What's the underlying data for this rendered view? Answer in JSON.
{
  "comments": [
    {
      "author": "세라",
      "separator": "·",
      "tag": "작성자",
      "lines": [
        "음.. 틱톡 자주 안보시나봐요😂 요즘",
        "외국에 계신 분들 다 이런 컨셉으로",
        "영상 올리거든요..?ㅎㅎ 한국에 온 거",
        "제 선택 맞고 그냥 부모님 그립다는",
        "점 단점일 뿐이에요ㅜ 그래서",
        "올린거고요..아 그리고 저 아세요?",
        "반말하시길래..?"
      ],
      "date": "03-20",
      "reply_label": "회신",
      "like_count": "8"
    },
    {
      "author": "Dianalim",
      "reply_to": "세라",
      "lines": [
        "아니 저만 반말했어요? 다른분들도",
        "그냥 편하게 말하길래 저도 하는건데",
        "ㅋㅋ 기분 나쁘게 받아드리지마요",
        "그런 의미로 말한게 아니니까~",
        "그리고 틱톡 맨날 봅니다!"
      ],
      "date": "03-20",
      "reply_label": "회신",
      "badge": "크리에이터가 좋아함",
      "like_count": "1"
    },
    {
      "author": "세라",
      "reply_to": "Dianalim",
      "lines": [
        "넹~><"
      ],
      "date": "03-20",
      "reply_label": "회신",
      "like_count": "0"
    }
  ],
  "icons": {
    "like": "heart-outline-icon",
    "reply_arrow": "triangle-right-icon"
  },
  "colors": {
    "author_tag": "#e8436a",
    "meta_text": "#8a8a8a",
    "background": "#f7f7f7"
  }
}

===

▶ Exercise task
Go through the material above line by line and copy it exactly.

▶ Solution to the exercise
What's the underlying data for this rendered view? Answer in JSON.
{
  "comments": [
    {
      "author": "세라",
      "separator": "·",
      "tag": "작성자",
      "lines": [
        "음.. 틱톡 자주 안보시나봐요😂 요즘",
        "외국에 계신 분들 다 이런 컨셉으로",
        "영상 올리거든요..?ㅎㅎ 한국에 온 거",
        "제 선택 맞고 그냥 부모님 그립다는",
        "점 단점일 뿐이에요ㅜ 그래서",
        "올린거고요..아 그리고 저 아세요?",
        "반말하시길래..?"
      ],
      "date": "03-20",
      "reply_label": "회신",
      "like_count": "8"
    },
    {
      "author": "Dianalim",
      "reply_to": "세라",
      "lines": [
        "아니 저만 반말했어요? 다른분들도",
        "그냥 편하게 말하길래 저도 하는건데",
        "ㅋㅋ 기분 나쁘게 받아드리지마요",
        "그런 의미로 말한게 아니니까~",
        "그리고 틱톡 맨날 봅니다!"
      ],
      "date": "03-20",
      "reply_label": "회신",
      "badge": "크리에이터가 좋아함",
      "like_count": "1"
    },
    {
      "author": "세라",
      "reply_to": "Dianalim",
      "lines": [
        "넹~><"
      ],
      "date": "03-20",
      "reply_label": "회신",
      "like_count": "0"
    }
  ],
  "icons": {
    "like": "heart-outline-icon",
    "reply_arrow": "triangle-right-icon"
  },
  "colors": {
    "author_tag": "#e8436a",
    "meta_text": "#8a8a8a",
    "background": "#f7f7f7"
  }
}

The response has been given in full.